> [OBIETTIVO 1]:
Secondo il testo sul levare, quali giorni mancavano nel calendario introdotto dagli illuministi e che cosa sostituiva le settimane?
> [OBIETTIVO 2]:
Sulla base del testo sul levare, spieghi perché si stabilì di non annotare più la paternità e la maternità nei certificati.
> [OBIETTIVO 3]:
Prosegua il testo sul levare, riprendendo dopo la sua ultima frase.

> [TESTO]:
Chi certo   ha studiato più di me  ricorderà come anche gli illuministi incominciarono col levare: levarono prima i crocefissi e poi le statue dalle chiese e poi le stesse chiese e poi per sicurezza tagliarono la testa ai preti e ai cristiani, levarono il calendario e lo sostituirono con un altro in cui non c’era né venerdi perché islamico, né sabato perché ebraico, né domenica perché cristiana, e non c’erano settimane ma decadi…e poi levarono anni alla storia e secoli e millenni e finì che qualcuno pensò che la storia stesse incominciando con loro. E levarono le feste e levarono… tutto! Ecco, confesso che di  questo leva leva ho paura: e se poi rimaniamo nudi, senza niente?

Ripeto: si è proprio sicuri che la soluzione sia nel levare?

Qualche tempo   fa, si dice, un signore stanco delle umiliazioni che provava nel dover esibire ogni volta il proprio certificato di  nascita dove purtroppo la vita gli aveva negato la gioia di poter trascrivere il nome della madre, se ne lamentò con qualcuno in alto: e così, poiché in uno stato laico e fondato sull’uguaglianza di tutti i cittadini non ci può essere diversità, fu stabilito  che nei certificati non si annotassero più la paternità e la maternità dei cittadini. Diventammo pertanto tutti figli di NN!!!

> [MATERIALE]:
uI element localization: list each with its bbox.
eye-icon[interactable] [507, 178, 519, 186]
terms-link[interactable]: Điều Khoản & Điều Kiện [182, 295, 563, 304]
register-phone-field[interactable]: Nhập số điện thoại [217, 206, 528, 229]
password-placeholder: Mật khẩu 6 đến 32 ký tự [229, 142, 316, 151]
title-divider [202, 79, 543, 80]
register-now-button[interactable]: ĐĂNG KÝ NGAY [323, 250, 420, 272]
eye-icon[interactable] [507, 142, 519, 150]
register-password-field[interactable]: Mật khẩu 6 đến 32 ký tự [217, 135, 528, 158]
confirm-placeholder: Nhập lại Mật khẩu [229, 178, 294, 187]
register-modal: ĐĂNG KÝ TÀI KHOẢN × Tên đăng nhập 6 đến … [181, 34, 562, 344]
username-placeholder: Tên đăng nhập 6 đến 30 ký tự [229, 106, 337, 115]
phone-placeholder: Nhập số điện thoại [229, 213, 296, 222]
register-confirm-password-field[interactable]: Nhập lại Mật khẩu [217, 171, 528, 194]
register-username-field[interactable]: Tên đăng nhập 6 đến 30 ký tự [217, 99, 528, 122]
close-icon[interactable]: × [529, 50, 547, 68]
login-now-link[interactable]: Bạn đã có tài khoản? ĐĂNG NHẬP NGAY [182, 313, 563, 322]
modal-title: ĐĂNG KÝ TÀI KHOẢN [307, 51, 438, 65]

> [RISPOSTA SCRITTA 1]:
Mancavano il venerdì, il sabato e la domenica, e al posto delle settimane c'erano le decadi.

> [RISPOSTA SCRITTA 2]:
Un signore, umiliato perché il suo certificato di nascita non riportava il nome della madre, se ne lamentò con qualcuno in alto. Si stabilì allora di eliminare quelle annotazioni perché in uno stato laico e fondato sull'uguaglianza di tutti i cittadini non ci può essere diversità.

> [RISPOSTA SCRITTA 3]:
Ora io ho proprio paura che se noi cominciamo col togliere ora questo e ora quello, va a finire che culturalmente tutta la nostra civiltà diventerà figlia di “m.ignota”, come si scriveva un tempo.

Perché il problema non è religioso, dice il falso chi afferma che il problema sia la religione: e mente sapendo di mentire perché sono certo che a qualcuno una nuova bella guerra di religione (magari per stornare l’attenzione dai problemi veri) farebbe comodo e piacere!

No, il problema non è religioso, è di cultura e di civiltà.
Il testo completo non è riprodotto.